** start of Record excerpts **

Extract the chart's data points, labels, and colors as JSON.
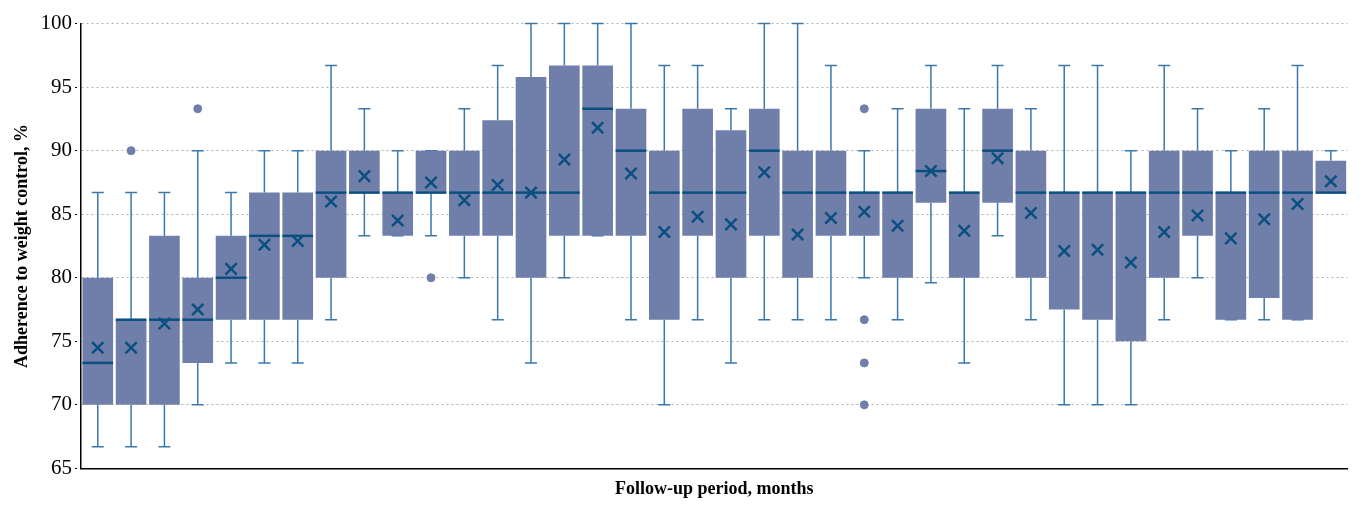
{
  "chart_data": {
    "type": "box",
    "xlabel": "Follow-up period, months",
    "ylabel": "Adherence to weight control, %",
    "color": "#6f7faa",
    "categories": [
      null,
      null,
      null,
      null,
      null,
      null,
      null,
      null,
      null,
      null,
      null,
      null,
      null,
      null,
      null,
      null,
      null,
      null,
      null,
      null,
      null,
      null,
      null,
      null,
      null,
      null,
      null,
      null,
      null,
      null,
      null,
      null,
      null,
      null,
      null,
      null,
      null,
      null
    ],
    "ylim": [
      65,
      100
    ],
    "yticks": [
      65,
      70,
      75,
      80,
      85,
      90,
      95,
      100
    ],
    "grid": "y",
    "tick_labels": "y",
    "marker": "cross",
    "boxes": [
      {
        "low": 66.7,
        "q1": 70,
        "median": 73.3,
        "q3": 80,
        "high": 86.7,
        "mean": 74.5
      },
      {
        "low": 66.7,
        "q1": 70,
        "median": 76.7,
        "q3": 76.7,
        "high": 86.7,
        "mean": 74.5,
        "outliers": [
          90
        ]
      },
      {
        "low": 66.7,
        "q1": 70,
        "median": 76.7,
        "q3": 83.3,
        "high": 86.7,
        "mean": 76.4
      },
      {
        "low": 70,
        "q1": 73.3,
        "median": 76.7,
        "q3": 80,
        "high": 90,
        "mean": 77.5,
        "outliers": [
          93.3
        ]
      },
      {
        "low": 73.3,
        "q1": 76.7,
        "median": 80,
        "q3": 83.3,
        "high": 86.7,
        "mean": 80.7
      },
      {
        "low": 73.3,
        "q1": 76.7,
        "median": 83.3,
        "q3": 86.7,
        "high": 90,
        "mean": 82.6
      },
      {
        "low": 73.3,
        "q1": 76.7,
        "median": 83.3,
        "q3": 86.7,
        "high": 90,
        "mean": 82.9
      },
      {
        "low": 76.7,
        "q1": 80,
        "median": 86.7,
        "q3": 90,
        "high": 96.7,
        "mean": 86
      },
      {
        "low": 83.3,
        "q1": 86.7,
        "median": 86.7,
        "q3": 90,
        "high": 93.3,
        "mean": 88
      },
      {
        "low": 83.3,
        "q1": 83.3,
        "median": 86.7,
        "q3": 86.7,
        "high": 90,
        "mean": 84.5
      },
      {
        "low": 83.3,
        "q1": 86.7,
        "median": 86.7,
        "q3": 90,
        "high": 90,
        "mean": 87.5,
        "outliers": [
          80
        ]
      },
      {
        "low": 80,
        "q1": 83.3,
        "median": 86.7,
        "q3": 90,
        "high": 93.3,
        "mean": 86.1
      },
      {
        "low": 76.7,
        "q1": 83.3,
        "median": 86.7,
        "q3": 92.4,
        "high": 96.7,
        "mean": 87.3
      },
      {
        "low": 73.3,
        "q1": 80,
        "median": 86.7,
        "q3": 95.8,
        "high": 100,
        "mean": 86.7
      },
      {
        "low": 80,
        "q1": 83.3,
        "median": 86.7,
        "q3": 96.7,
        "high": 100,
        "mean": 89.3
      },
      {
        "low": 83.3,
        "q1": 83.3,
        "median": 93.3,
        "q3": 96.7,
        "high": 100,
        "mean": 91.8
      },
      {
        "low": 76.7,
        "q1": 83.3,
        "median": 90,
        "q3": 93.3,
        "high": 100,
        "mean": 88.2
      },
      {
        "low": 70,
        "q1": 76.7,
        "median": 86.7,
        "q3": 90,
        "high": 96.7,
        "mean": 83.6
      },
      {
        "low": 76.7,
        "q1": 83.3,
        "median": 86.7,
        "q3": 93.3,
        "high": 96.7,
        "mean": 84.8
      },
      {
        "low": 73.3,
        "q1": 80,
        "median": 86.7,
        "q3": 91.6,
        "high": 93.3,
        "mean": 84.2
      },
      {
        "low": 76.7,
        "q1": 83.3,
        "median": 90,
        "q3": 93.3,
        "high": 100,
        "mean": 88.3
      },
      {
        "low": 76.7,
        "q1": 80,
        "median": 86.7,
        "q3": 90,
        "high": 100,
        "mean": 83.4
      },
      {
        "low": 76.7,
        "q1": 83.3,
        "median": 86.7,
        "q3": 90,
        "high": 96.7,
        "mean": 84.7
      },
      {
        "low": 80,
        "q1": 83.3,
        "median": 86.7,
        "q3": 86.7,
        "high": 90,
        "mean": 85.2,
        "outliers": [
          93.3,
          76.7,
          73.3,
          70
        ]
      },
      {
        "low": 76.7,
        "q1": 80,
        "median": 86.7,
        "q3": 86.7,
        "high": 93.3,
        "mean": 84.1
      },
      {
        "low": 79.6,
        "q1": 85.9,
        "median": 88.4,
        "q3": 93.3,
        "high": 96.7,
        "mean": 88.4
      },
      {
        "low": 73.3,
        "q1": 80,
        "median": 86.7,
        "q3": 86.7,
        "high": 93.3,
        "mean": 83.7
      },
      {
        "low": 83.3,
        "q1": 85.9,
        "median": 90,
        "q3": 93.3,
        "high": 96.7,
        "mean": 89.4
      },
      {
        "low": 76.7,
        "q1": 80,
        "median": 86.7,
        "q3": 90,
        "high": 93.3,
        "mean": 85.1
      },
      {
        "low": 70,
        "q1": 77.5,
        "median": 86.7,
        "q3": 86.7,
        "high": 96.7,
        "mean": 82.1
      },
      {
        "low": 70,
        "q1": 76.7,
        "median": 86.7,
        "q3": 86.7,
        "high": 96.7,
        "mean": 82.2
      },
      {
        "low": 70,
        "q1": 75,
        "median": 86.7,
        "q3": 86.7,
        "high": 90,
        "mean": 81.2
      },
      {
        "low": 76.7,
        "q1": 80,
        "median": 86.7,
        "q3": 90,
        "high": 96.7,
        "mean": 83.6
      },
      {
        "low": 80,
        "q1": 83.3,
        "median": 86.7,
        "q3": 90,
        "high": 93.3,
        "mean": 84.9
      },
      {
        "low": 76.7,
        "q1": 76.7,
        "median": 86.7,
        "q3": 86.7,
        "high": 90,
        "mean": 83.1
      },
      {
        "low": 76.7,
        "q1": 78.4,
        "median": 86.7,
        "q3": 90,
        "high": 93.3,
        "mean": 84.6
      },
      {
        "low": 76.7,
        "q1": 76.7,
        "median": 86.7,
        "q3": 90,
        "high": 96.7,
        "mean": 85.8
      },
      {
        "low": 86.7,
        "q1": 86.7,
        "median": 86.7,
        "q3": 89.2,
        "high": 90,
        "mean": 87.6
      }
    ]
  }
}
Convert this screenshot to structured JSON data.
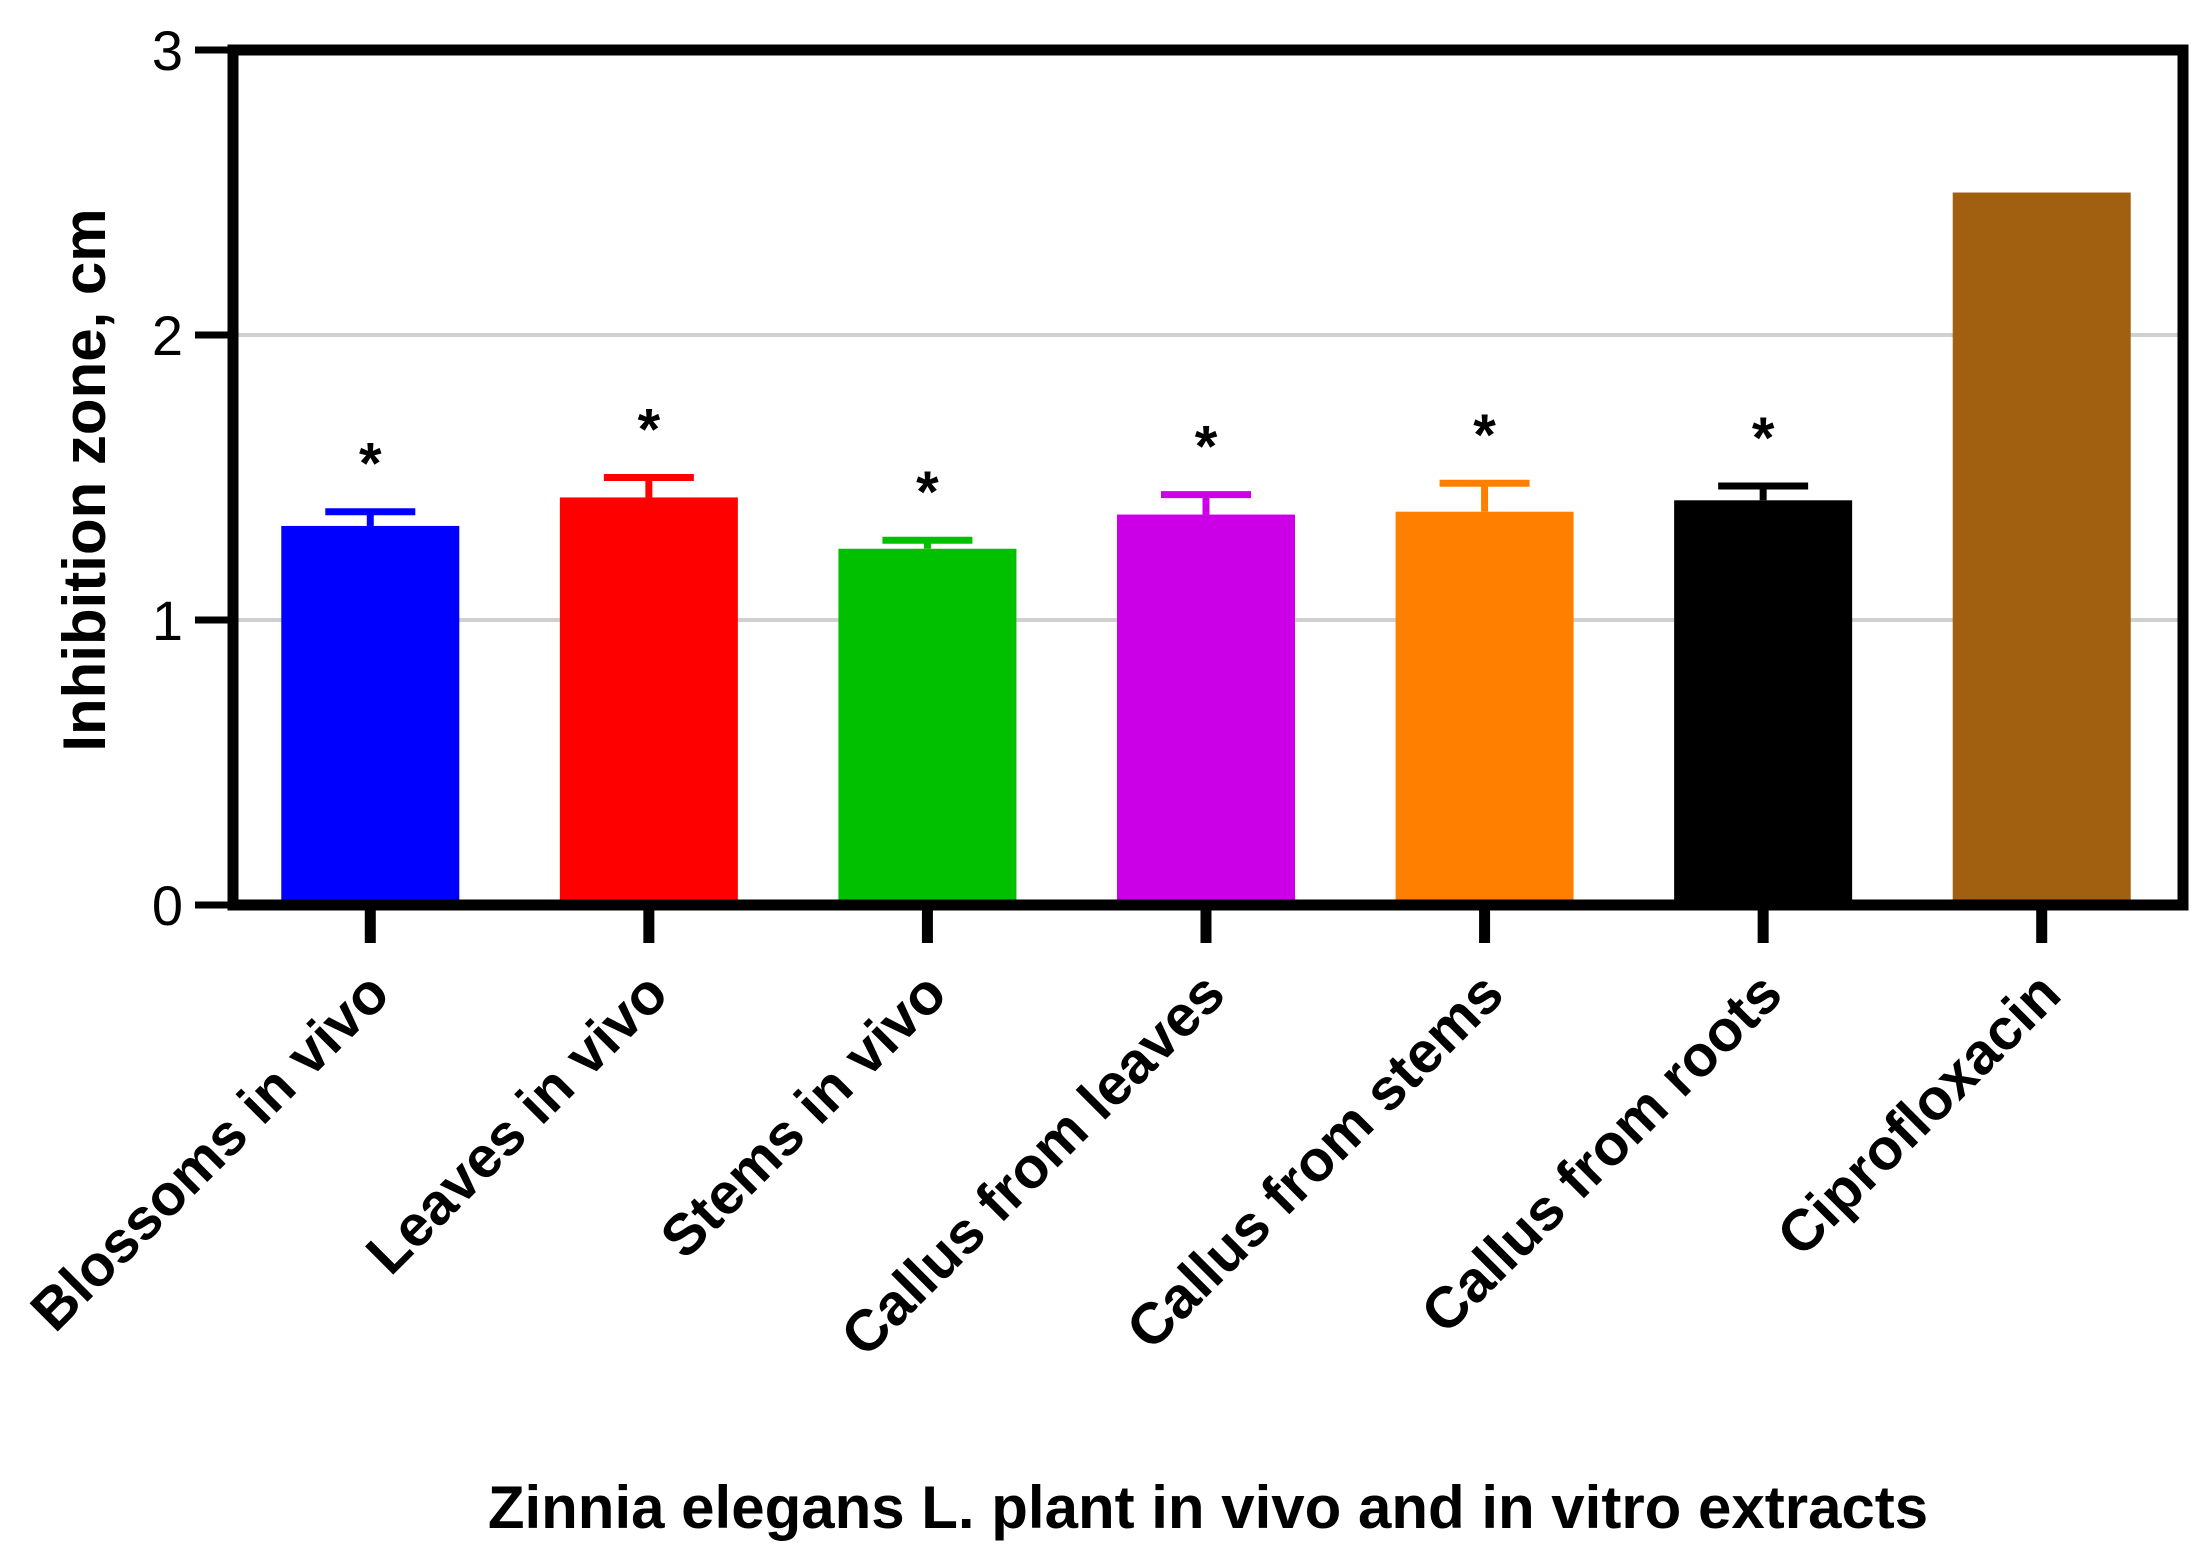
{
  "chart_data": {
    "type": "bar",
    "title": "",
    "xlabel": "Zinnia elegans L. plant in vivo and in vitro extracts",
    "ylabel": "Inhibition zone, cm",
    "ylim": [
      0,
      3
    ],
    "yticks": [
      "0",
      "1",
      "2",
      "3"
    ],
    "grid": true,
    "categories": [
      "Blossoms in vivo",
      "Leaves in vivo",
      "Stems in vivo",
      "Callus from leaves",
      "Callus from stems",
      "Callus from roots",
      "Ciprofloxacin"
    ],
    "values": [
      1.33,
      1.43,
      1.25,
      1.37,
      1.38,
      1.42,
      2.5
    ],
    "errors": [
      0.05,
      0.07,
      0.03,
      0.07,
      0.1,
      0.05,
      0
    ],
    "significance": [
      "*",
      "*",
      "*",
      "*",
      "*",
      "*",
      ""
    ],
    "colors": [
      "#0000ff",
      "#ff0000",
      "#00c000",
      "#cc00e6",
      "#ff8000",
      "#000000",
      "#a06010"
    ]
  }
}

** end of Record excerpts **

* _Your task_
Copy out every line that includes the word "from".

* _Correct response_
      "Callus from leaves",
      "Callus from stems",
      "Callus from roots",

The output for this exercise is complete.